TO DO:
Every entry below should be transcribed exactly; pictures stay out of the copy.

DATA PROVIDED:

★ ★ ★ ★ ★

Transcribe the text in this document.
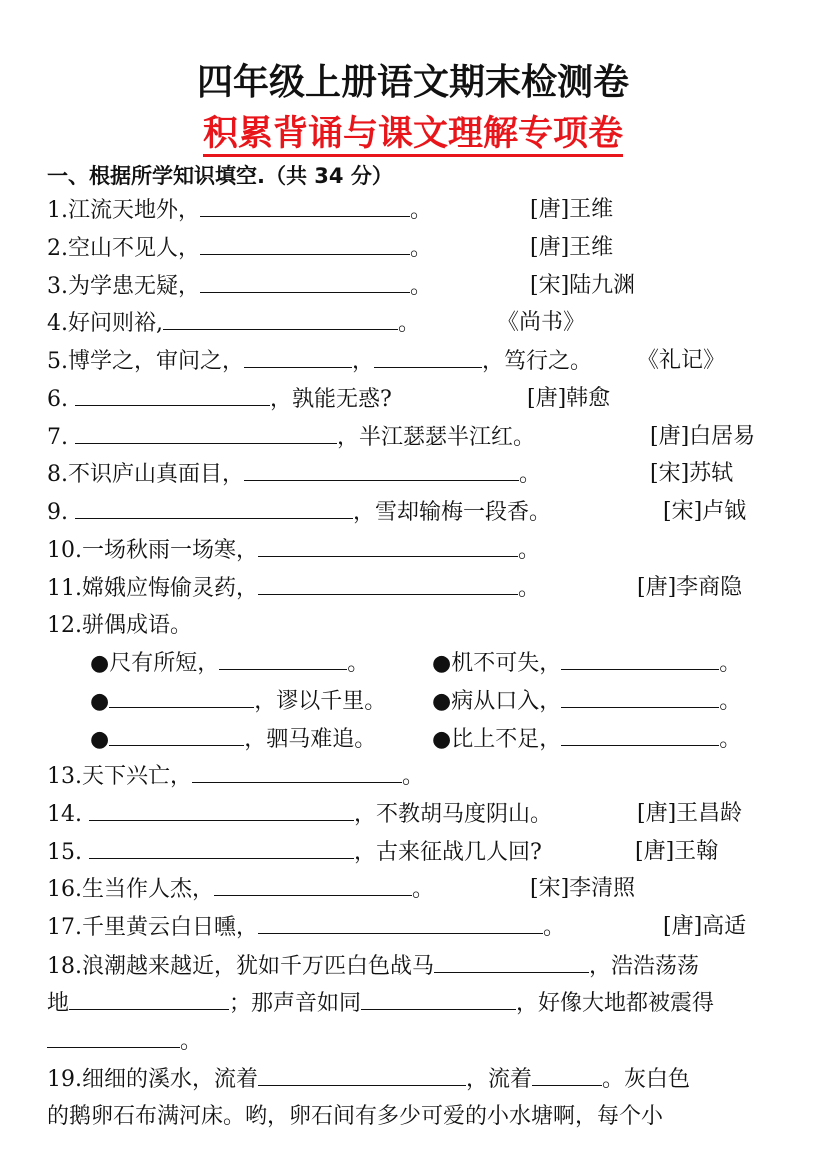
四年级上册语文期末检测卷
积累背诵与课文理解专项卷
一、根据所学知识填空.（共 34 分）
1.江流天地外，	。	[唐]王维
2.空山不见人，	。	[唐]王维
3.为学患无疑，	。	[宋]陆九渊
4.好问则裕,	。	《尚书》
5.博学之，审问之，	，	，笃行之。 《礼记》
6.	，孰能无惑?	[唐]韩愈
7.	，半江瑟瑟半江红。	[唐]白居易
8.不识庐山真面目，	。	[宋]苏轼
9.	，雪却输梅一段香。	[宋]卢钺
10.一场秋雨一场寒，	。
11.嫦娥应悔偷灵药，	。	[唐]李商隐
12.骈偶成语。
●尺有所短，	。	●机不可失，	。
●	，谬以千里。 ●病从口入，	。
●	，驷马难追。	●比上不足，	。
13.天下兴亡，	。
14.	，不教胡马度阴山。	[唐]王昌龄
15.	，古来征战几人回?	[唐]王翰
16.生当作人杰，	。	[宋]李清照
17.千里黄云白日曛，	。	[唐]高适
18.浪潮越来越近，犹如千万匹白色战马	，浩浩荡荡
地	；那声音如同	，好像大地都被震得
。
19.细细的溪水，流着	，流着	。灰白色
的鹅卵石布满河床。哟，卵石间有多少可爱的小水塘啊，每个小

★ ★ ★ ★ ★

SOLVED EXERCISE:
Transcribe the text in this document.
四年级上册语文期末检测卷
积累背诵与课文理解专项卷
一、根据所学知识填空.（共 34 分）
1.江流天地外，	。	[唐]王维
2.空山不见人，	。	[唐]王维
3.为学患无疑，	。	[宋]陆九渊
4.好问则裕,	。	《尚书》
5.博学之，审问之，	，	，笃行之。 《礼记》
6.	，孰能无惑?	[唐]韩愈
7.	，半江瑟瑟半江红。	[唐]白居易
8.不识庐山真面目，	。	[宋]苏轼
9.	，雪却输梅一段香。	[宋]卢钺
10.一场秋雨一场寒，	。
11.嫦娥应悔偷灵药，	。	[唐]李商隐
12.骈偶成语。
●尺有所短，	。	●机不可失，	。
●	，谬以千里。 ●病从口入，	。
●	，驷马难追。	●比上不足，	。
13.天下兴亡，	。
14.	，不教胡马度阴山。	[唐]王昌龄
15.	，古来征战几人回?	[唐]王翰
16.生当作人杰，	。	[宋]李清照
17.千里黄云白日曛，	。	[唐]高适
18.浪潮越来越近，犹如千万匹白色战马	，浩浩荡荡
地	；那声音如同	，好像大地都被震得
。
19.细细的溪水，流着	，流着	。灰白色
的鹅卵石布满河床。哟，卵石间有多少可爱的小水塘啊，每个小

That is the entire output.